** BEGIN INPUT RECORDS **

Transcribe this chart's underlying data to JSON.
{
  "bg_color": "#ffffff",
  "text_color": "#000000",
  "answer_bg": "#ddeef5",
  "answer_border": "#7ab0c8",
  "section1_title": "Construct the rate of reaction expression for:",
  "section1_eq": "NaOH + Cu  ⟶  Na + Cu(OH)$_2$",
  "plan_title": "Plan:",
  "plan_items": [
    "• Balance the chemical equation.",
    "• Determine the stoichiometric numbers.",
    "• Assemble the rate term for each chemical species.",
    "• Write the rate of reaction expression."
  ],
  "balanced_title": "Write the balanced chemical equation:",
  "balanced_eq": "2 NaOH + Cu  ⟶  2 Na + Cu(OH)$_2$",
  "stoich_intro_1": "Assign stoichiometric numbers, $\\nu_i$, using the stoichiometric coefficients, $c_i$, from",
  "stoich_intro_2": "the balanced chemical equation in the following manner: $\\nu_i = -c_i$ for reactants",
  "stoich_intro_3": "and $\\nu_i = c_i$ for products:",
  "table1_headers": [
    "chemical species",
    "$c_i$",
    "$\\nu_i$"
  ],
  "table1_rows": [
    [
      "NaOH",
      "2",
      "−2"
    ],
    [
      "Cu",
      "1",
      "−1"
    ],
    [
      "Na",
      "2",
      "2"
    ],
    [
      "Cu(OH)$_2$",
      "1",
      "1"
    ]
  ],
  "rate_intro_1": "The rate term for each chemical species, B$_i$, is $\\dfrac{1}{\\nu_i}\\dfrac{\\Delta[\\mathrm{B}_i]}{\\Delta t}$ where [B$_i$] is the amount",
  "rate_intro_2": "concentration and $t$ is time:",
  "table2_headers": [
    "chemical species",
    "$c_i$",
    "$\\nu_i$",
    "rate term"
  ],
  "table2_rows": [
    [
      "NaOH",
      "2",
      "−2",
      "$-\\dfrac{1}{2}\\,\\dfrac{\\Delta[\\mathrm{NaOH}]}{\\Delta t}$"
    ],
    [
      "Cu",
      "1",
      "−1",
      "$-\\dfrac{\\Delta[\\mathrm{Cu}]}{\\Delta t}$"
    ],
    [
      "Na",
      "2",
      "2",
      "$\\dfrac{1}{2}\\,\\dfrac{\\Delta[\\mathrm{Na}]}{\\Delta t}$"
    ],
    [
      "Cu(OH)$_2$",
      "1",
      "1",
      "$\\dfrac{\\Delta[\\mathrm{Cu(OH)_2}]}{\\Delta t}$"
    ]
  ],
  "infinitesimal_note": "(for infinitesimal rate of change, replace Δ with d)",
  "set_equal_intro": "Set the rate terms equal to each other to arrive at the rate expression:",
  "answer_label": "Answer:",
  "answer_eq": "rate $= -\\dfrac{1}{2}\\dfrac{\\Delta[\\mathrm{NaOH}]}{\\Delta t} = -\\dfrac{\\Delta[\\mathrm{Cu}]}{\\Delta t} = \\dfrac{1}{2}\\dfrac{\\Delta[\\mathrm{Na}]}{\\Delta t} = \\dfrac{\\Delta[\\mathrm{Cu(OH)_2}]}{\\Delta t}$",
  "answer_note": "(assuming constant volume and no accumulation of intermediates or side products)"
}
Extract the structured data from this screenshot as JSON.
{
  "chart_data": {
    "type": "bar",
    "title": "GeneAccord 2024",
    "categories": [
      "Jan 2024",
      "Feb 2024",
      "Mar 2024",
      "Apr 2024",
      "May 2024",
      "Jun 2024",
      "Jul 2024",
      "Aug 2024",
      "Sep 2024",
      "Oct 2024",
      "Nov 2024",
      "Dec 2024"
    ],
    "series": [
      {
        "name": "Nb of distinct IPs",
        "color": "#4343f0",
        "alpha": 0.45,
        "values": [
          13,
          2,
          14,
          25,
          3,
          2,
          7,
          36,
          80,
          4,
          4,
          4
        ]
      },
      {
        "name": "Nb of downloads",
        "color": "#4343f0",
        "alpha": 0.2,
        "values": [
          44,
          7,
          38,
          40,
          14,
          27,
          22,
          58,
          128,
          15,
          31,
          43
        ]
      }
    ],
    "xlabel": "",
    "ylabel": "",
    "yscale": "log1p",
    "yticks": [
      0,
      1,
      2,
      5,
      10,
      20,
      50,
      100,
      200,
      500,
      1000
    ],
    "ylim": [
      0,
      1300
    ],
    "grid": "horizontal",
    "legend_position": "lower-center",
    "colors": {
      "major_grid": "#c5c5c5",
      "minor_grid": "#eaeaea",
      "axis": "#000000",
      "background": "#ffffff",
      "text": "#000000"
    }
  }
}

** END INPUT RECORDS **

### STATED PROBLEM
Repeat every entry exactly as written above.

### REPLY
Transcribe this chart's underlying data to JSON.
{
  "bg_color": "#ffffff",
  "text_color": "#000000",
  "answer_bg": "#ddeef5",
  "answer_border": "#7ab0c8",
  "section1_title": "Construct the rate of reaction expression for:",
  "section1_eq": "NaOH + Cu  ⟶  Na + Cu(OH)$_2$",
  "plan_title": "Plan:",
  "plan_items": [
    "• Balance the chemical equation.",
    "• Determine the stoichiometric numbers.",
    "• Assemble the rate term for each chemical species.",
    "• Write the rate of reaction expression."
  ],
  "balanced_title": "Write the balanced chemical equation:",
  "balanced_eq": "2 NaOH + Cu  ⟶  2 Na + Cu(OH)$_2$",
  "stoich_intro_1": "Assign stoichiometric numbers, $\\nu_i$, using the stoichiometric coefficients, $c_i$, from",
  "stoich_intro_2": "the balanced chemical equation in the following manner: $\\nu_i = -c_i$ for reactants",
  "stoich_intro_3": "and $\\nu_i = c_i$ for products:",
  "table1_headers": [
    "chemical species",
    "$c_i$",
    "$\\nu_i$"
  ],
  "table1_rows": [
    [
      "NaOH",
      "2",
      "−2"
    ],
    [
      "Cu",
      "1",
      "−1"
    ],
    [
      "Na",
      "2",
      "2"
    ],
    [
      "Cu(OH)$_2$",
      "1",
      "1"
    ]
  ],
  "rate_intro_1": "The rate term for each chemical species, B$_i$, is $\\dfrac{1}{\\nu_i}\\dfrac{\\Delta[\\mathrm{B}_i]}{\\Delta t}$ where [B$_i$] is the amount",
  "rate_intro_2": "concentration and $t$ is time:",
  "table2_headers": [
    "chemical species",
    "$c_i$",
    "$\\nu_i$",
    "rate term"
  ],
  "table2_rows": [
    [
      "NaOH",
      "2",
      "−2",
      "$-\\dfrac{1}{2}\\,\\dfrac{\\Delta[\\mathrm{NaOH}]}{\\Delta t}$"
    ],
    [
      "Cu",
      "1",
      "−1",
      "$-\\dfrac{\\Delta[\\mathrm{Cu}]}{\\Delta t}$"
    ],
    [
      "Na",
      "2",
      "2",
      "$\\dfrac{1}{2}\\,\\dfrac{\\Delta[\\mathrm{Na}]}{\\Delta t}$"
    ],
    [
      "Cu(OH)$_2$",
      "1",
      "1",
      "$\\dfrac{\\Delta[\\mathrm{Cu(OH)_2}]}{\\Delta t}$"
    ]
  ],
  "infinitesimal_note": "(for infinitesimal rate of change, replace Δ with d)",
  "set_equal_intro": "Set the rate terms equal to each other to arrive at the rate expression:",
  "answer_label": "Answer:",
  "answer_eq": "rate $= -\\dfrac{1}{2}\\dfrac{\\Delta[\\mathrm{NaOH}]}{\\Delta t} = -\\dfrac{\\Delta[\\mathrm{Cu}]}{\\Delta t} = \\dfrac{1}{2}\\dfrac{\\Delta[\\mathrm{Na}]}{\\Delta t} = \\dfrac{\\Delta[\\mathrm{Cu(OH)_2}]}{\\Delta t}$",
  "answer_note": "(assuming constant volume and no accumulation of intermediates or side products)"
}
Extract the structured data from this screenshot as JSON.
{
  "chart_data": {
    "type": "bar",
    "title": "GeneAccord 2024",
    "categories": [
      "Jan 2024",
      "Feb 2024",
      "Mar 2024",
      "Apr 2024",
      "May 2024",
      "Jun 2024",
      "Jul 2024",
      "Aug 2024",
      "Sep 2024",
      "Oct 2024",
      "Nov 2024",
      "Dec 2024"
    ],
    "series": [
      {
        "name": "Nb of distinct IPs",
        "color": "#4343f0",
        "alpha": 0.45,
        "values": [
          13,
          2,
          14,
          25,
          3,
          2,
          7,
          36,
          80,
          4,
          4,
          4
        ]
      },
      {
        "name": "Nb of downloads",
        "color": "#4343f0",
        "alpha": 0.2,
        "values": [
          44,
          7,
          38,
          40,
          14,
          27,
          22,
          58,
          128,
          15,
          31,
          43
        ]
      }
    ],
    "xlabel": "",
    "ylabel": "",
    "yscale": "log1p",
    "yticks": [
      0,
      1,
      2,
      5,
      10,
      20,
      50,
      100,
      200,
      500,
      1000
    ],
    "ylim": [
      0,
      1300
    ],
    "grid": "horizontal",
    "legend_position": "lower-center",
    "colors": {
      "major_grid": "#c5c5c5",
      "minor_grid": "#eaeaea",
      "axis": "#000000",
      "background": "#ffffff",
      "text": "#000000"
    }
  }
}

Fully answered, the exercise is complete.